[START SUPPLIED MATERIAL]

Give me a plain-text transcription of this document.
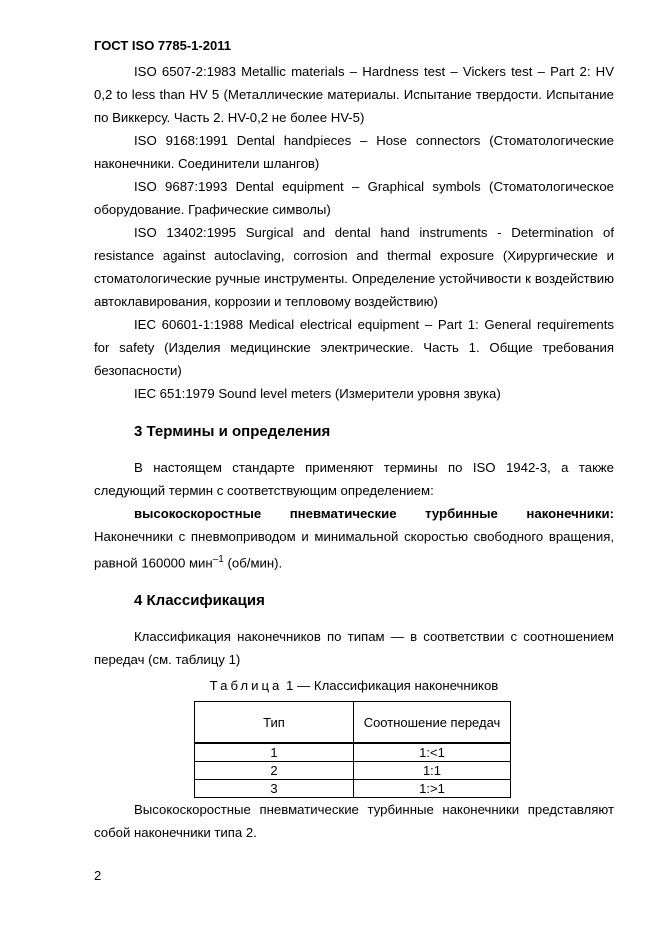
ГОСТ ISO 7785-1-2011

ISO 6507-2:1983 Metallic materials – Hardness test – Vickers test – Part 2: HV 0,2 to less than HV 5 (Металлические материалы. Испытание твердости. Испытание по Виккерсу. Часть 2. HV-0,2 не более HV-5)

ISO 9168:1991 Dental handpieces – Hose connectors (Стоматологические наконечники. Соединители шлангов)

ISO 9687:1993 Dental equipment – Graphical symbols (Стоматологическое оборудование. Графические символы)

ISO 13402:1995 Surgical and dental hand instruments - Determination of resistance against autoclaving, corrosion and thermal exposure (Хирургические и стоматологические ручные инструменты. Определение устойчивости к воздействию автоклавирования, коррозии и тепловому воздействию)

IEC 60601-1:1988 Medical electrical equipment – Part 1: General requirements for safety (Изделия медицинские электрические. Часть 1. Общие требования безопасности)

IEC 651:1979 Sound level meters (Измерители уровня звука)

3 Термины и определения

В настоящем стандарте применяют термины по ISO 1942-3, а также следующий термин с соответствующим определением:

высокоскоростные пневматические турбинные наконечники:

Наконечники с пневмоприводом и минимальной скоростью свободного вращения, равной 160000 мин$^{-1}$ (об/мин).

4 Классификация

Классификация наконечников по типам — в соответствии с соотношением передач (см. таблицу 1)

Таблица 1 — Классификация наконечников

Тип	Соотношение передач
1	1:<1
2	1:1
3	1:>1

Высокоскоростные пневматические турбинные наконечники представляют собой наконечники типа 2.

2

[END SUPPLIED MATERIAL]
[START SUPPLIED MATERIAL]

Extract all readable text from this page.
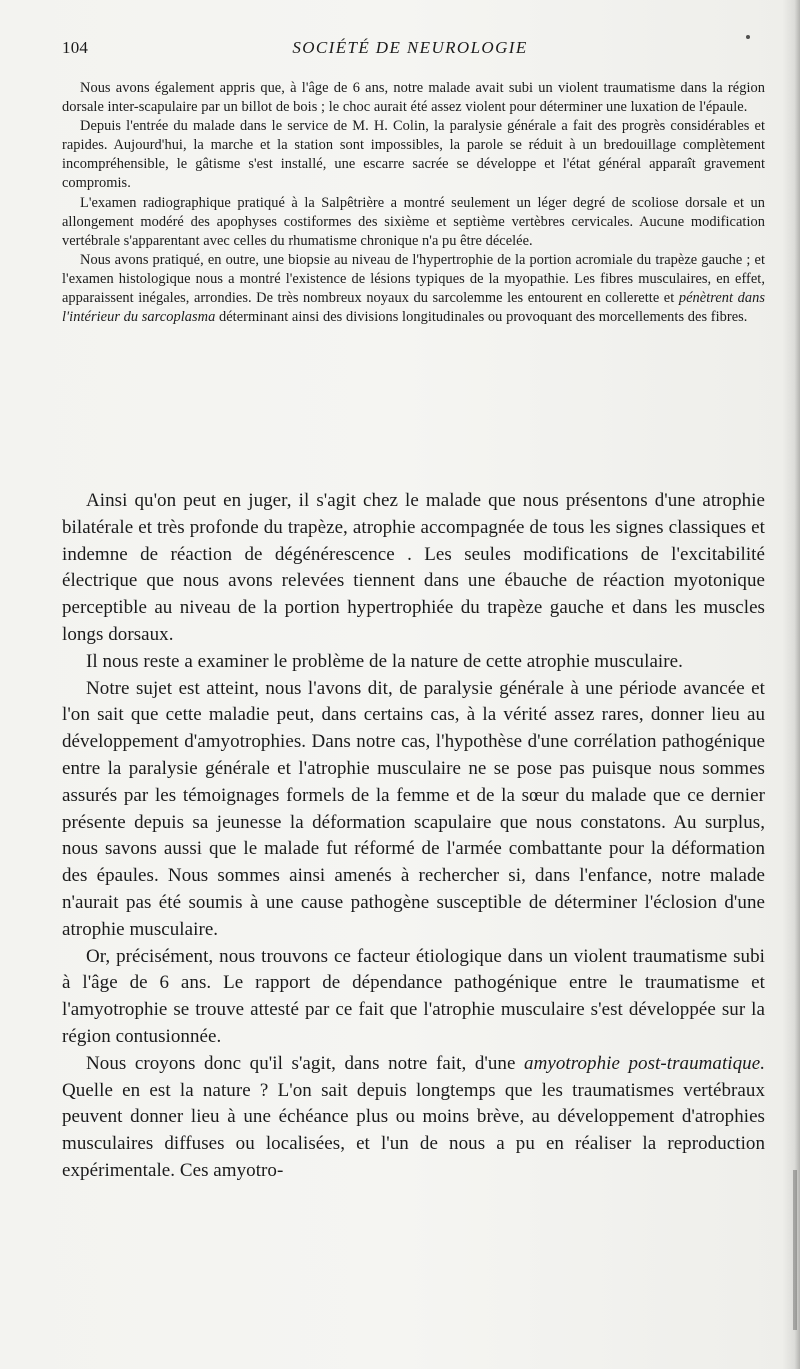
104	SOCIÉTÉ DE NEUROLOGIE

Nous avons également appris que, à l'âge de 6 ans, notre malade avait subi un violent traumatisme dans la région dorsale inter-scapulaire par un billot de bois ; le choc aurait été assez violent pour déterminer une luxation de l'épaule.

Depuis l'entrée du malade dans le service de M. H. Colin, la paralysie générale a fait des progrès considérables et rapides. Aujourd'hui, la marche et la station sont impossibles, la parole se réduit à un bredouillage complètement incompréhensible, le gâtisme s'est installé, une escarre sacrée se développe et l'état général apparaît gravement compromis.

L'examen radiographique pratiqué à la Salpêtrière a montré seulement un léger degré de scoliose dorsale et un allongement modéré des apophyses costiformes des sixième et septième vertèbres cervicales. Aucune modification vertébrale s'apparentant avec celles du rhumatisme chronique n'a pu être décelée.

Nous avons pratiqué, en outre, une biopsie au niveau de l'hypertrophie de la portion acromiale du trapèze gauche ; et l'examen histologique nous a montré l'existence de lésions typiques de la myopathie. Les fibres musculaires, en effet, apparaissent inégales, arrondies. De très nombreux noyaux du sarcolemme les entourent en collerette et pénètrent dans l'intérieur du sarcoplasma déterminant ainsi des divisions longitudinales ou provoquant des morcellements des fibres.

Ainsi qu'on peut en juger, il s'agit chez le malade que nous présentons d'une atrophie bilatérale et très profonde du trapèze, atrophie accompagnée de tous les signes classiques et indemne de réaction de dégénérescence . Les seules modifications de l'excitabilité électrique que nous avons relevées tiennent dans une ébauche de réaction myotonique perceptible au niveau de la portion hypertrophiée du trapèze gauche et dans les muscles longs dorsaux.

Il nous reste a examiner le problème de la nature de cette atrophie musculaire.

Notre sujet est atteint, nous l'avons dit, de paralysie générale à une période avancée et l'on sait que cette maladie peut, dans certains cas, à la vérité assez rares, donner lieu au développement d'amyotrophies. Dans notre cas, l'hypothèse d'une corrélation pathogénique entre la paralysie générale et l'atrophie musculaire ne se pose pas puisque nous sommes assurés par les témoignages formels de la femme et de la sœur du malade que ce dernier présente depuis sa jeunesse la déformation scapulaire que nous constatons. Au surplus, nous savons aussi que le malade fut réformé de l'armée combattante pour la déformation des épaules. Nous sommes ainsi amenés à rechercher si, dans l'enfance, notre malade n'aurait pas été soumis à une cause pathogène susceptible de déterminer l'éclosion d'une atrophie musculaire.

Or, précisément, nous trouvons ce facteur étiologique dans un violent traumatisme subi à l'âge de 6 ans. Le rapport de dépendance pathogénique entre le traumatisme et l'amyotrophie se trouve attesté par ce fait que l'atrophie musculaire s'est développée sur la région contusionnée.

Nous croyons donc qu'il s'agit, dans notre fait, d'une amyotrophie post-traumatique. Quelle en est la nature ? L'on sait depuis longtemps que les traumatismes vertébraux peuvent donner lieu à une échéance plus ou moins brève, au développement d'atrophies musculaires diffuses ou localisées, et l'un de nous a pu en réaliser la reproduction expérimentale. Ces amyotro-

[END SUPPLIED MATERIAL]
[START SUPPLIED MATERIAL]

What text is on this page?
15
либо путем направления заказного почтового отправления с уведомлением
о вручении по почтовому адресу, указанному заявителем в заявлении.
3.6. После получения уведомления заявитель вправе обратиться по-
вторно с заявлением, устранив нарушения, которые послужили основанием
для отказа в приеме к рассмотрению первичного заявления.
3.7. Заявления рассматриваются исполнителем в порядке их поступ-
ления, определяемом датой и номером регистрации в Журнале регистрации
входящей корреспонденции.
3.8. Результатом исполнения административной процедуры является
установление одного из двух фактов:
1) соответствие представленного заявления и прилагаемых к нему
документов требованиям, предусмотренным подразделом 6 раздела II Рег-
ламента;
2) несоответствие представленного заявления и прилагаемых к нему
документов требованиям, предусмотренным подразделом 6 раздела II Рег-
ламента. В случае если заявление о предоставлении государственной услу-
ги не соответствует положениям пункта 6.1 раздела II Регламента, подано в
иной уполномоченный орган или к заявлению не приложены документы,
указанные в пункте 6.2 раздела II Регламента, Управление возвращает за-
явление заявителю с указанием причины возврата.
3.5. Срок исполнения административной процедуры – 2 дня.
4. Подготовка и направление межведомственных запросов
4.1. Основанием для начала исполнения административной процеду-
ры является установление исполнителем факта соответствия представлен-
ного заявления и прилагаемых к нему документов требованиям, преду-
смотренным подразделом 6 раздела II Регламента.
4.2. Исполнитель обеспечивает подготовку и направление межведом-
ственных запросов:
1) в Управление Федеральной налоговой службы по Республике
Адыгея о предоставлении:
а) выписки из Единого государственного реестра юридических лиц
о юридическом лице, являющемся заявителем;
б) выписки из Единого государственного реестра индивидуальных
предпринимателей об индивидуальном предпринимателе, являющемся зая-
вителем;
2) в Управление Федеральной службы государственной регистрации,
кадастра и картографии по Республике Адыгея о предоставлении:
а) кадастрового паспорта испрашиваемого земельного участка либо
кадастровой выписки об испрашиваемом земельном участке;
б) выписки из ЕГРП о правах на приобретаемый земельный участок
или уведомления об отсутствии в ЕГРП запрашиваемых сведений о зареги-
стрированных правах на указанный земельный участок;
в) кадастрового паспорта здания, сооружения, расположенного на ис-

[END SUPPLIED MATERIAL]

Find the string "государственной" in the records, then copy each line where it occurs.

ламента. В случае если заявление о предоставлении государственной услу-
2) в Управление Федеральной службы государственной регистрации,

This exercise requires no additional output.